▸ **EXERCISE INSTRUCTIONS**
Gather from the listing below each line that includes the word "JSON", and copy it.

▸ **MATERIAL TO PROCESS**

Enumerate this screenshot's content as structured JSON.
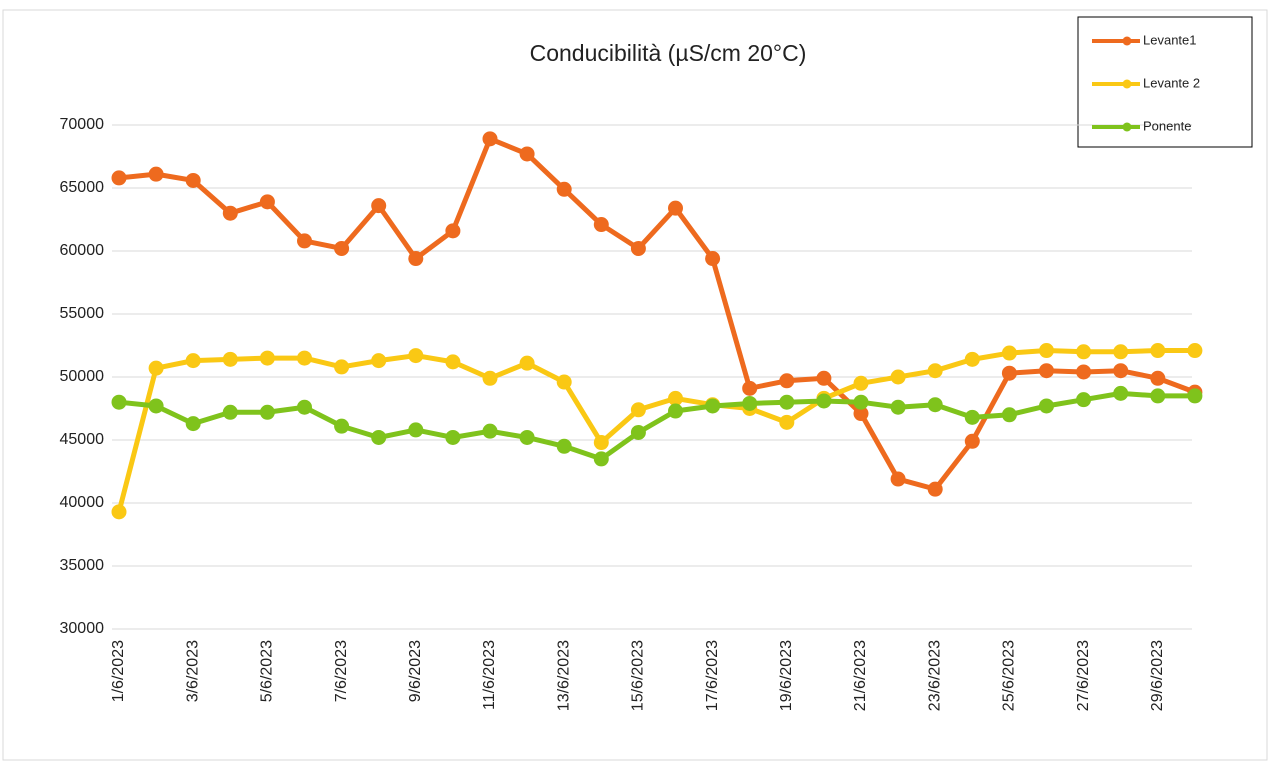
{
  "chart_data": {
    "type": "line",
    "title": "Conducibilità (µS/cm 20°C)",
    "categories": [
      "1/6/2023",
      null,
      "3/6/2023",
      null,
      "5/6/2023",
      null,
      "7/6/2023",
      null,
      "9/6/2023",
      null,
      "11/6/2023",
      null,
      "13/6/2023",
      null,
      "15/6/2023",
      null,
      "17/6/2023",
      null,
      "19/6/2023",
      null,
      "21/6/2023",
      null,
      "23/6/2023",
      null,
      "25/6/2023",
      null,
      "27/6/2023",
      null,
      "29/6/2023",
      null
    ],
    "series": [
      {
        "name": "Levante1",
        "color": "#ee6a1e",
        "values": [
          65800,
          66100,
          65600,
          63000,
          63900,
          60800,
          60200,
          63600,
          59400,
          61600,
          68900,
          67700,
          64900,
          62100,
          60200,
          63400,
          59400,
          49100,
          49700,
          49900,
          47100,
          41900,
          41100,
          44900,
          50300,
          50500,
          50400,
          50500,
          49900,
          48800
        ]
      },
      {
        "name": "Levante 2",
        "color": "#fac814",
        "values": [
          39300,
          50700,
          51300,
          51400,
          51500,
          51500,
          50800,
          51300,
          51700,
          51200,
          49900,
          51100,
          49600,
          44800,
          47400,
          48300,
          47800,
          47500,
          46400,
          48300,
          49500,
          50000,
          50500,
          51400,
          51900,
          52100,
          52000,
          52000,
          52100,
          52100
        ]
      },
      {
        "name": "Ponente",
        "color": "#7fc31c",
        "values": [
          48000,
          47700,
          46300,
          47200,
          47200,
          47600,
          46100,
          45200,
          45800,
          45200,
          45700,
          45200,
          44500,
          43500,
          45600,
          47300,
          47700,
          47900,
          48000,
          48100,
          48000,
          47600,
          47800,
          46800,
          47000,
          47700,
          48200,
          48700,
          48500,
          48500
        ]
      }
    ],
    "ylim": [
      30000,
      70000
    ],
    "yticks": [
      30000,
      35000,
      40000,
      45000,
      50000,
      55000,
      60000,
      65000,
      70000
    ],
    "grid": true,
    "legend": "top-right"
  }
}
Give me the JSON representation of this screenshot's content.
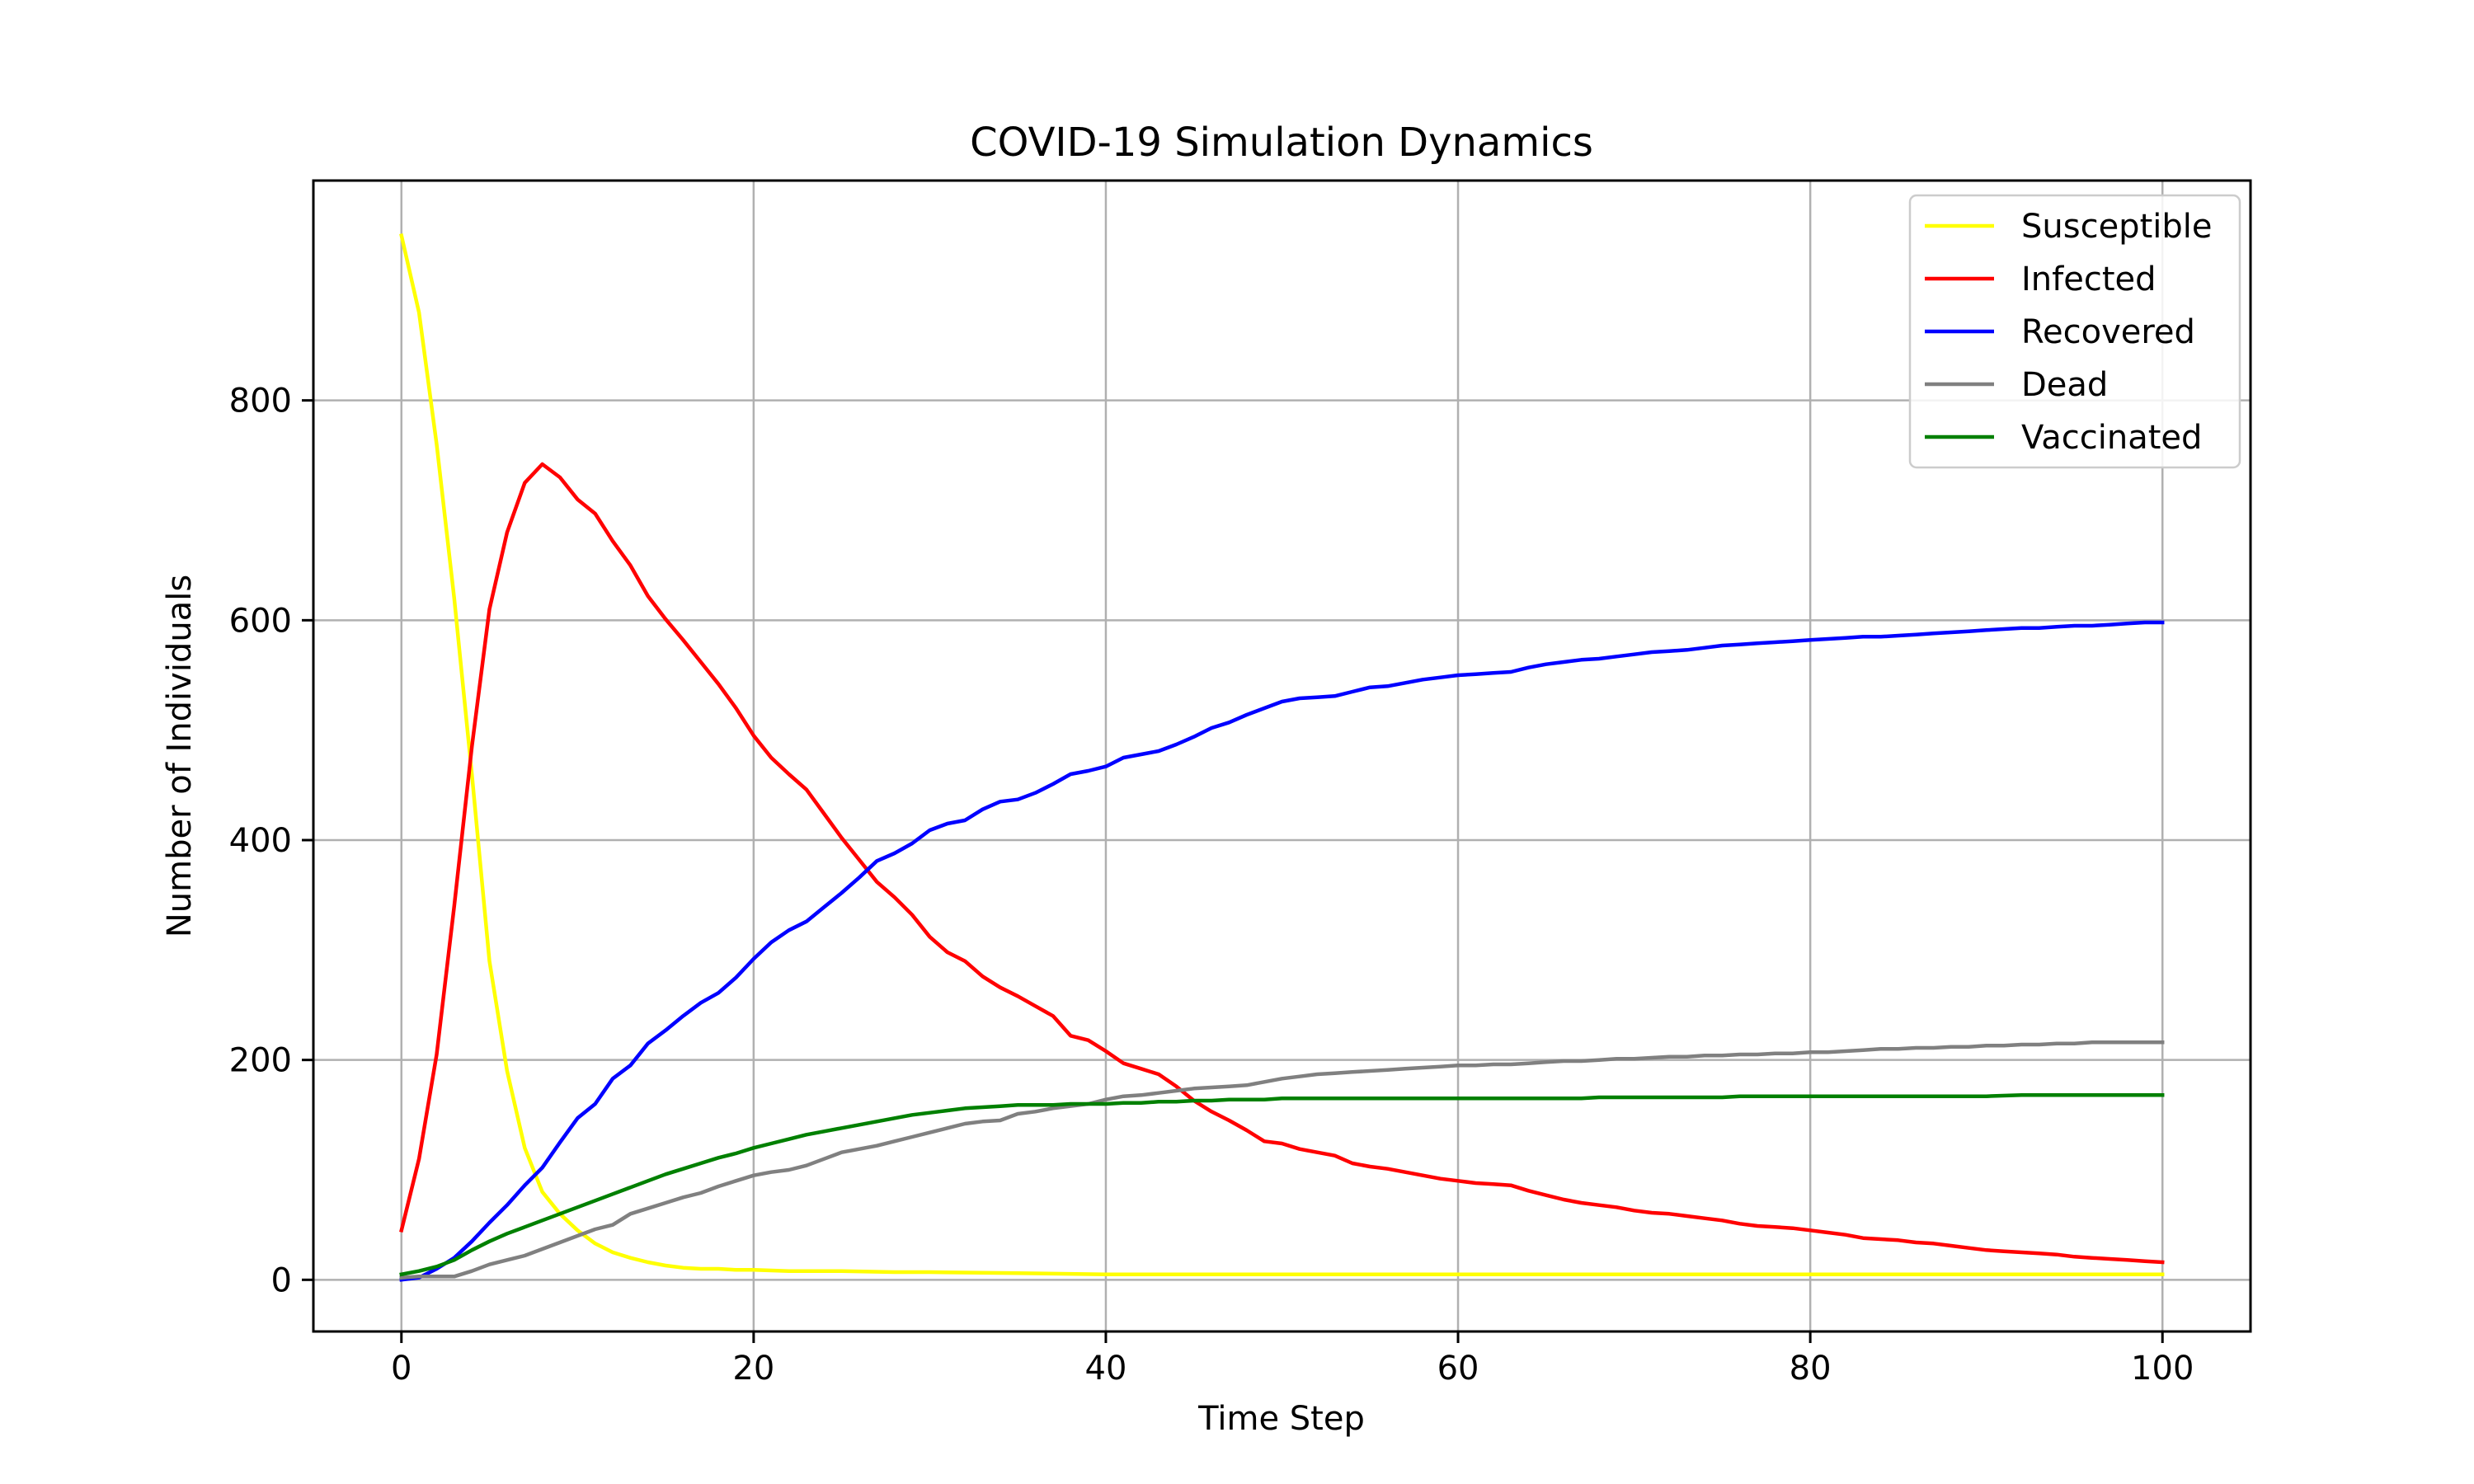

▸ **EXERCISE OUTPUT**
Enumerate this screenshot's content as structured JSON.
Give me the JSON representation of this screenshot's content.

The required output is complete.